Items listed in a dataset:
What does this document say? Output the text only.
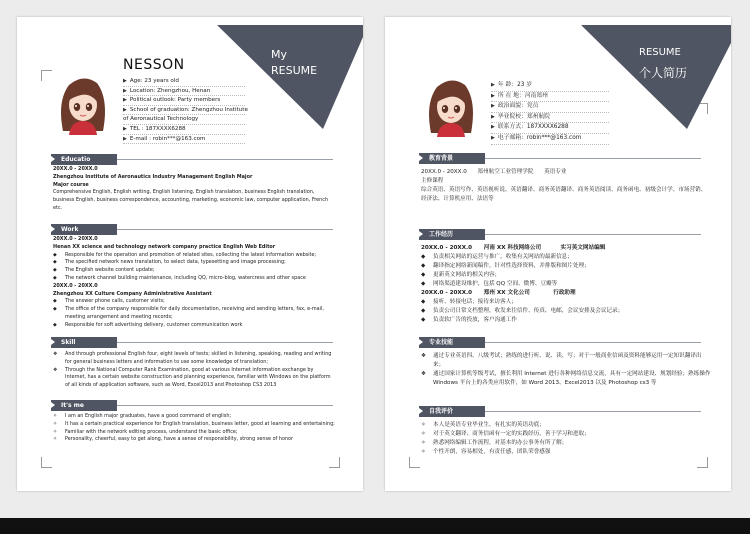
My
RESUME
NESSON
▶ Age: 23 years old
▶ Location: Zhengzhou, Henan
▶ Political outlook: Party members
▶ School of graduation: Zhengzhou Institute
of Aeronautical Technology
▶ TEL : 187XXXX6288
▶ E-mail : robin***@163.com
Educatio
20XX.0 - 20XX.0
Zhengzhou Institute of Aeronautics Industry Management English Major
Major course
Comprehensive English, English writing, English listening, English translation, business English translation, business English, business correspondence, accounting, marketing, economic law, computer application, French etc.
Work
20XX.0 - 20XX.0
Henan XX science and technology network company practice English Web Editor
◆ Responsible for the operation and promotion of related sites, collecting the latest information website;
◆ The specified network news translation, to select data, typesetting and image processing;
◆ The English website content update;
◆ The network channel building maintenance, including QQ, micro-blog, watercress and other space
20XX.0 - 20XX.0
Zhengzhou XX Culture Company Administrative Assistant
◆ The answer phone calls, customer visits;
◆ The office of the company responsible for daily documentation, receiving and sending letters, fax, e-mail, meeting arrangement and meeting records;
◆ Responsible for soft advertising delivery, customer communication work
Skill
❖ And through professional English four, eight levels of tests; skilled in listening, speaking, reading and writing for general business letters and information to use some knowledge of translation;
❖ Through the National Computer Rank Examination, good at various Internet information exchange by Internet, has a certain website construction and planning experience, familiar with Windows on the platform of all kinds of application software, such as Word, Excel2013 and Photoshop CS3 2013
It's me
✧ I am an English major graduates, have a good command of english;
✧ It has a certain practical experience for English translation, business letter, good at learning and entertaining;
✧ Familiar with the network editing process, understand the basic office;
✧ Personality, cheerful, easy to get along, have a sense of responsibility, strong sense of honor
RESUME
个人简历
▶ 年 龄：23 岁
▶ 所 在 地：河南郑州
▶ 政治面貌：党员
▶ 毕业院校：郑州航院
▶ 联系方式：187XXXX6288
▶ 电子邮箱：robin***@163.com
教育背景
20XX.0 - 20XX.0 郑州航空工业管理学院 英语专业
主修课程
综合英语、英语写作、英语视听说、英语翻译、商务英语翻译、商务英语阅读、商务函电、初级会计学、市场营销、经济法、计算机应用、法语等
工作经历
20XX.0 - 20XX.0 河南 XX 科技网络公司	实习英文网站编辑
◆ 负责相关网站的运营与推广，收集有关网站的最新信息；
◆ 翻译指定网络新闻稿件，针对性选择资料，并排版和图片处理；
◆ 更新英文网站的相关内容；
◆ 网络渠道建设维护，包括 QQ 空间、微博、豆瓣等
20XX.0 - 20XX.0 郑州 XX 文化公司	行政助理
◆ 接听、转接电话；接待来访客人；
◆ 负责公司日常文档整理，收发来往信件、传真、电邮，会议安排及会议记录；
◆ 负责软广告的投放，客户沟通工作
专业技能
❖ 通过专业英语四、八级考试；熟练的进行听、说、读、写；对于一般商业信函及资料能够运用一定知识翻译出来；
❖ 通过国家计算机等级考试，擅长利用 Internet 进行各种网络信息交流，具有一定网站建设、规划经验；熟练操作 Windows 平台上的各类应用软件，如 Word 2013、Excel2013 以及 Photoshop cs3 等
自我评价
✧ 本人是英语专业毕业生，有扎实的英语功底；
✧ 对于英文翻译、商务信函有一定的实践经历，善于学习和进取；
✧ 熟悉网络编辑工作流程，对基本的办公事务有所了解；
✧ 个性开朗，容易相处，有责任感，团队荣誉感强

▶ Aim
Show the lines where the word "Photoshop" appears in the entries.

▶ Exercise output
❖ Through the National Computer Rank Examination, good at various Internet information exchange by Internet, has a certain website construction and planning experience, familiar with Windows on the platform of all kinds of application software, such as Word, Excel2013 and Photoshop CS3 2013
❖ 通过国家计算机等级考试，擅长利用 Internet 进行各种网络信息交流，具有一定网站建设、规划经验；熟练操作 Windows 平台上的各类应用软件，如 Word 2013、Excel2013 以及 Photoshop cs3 等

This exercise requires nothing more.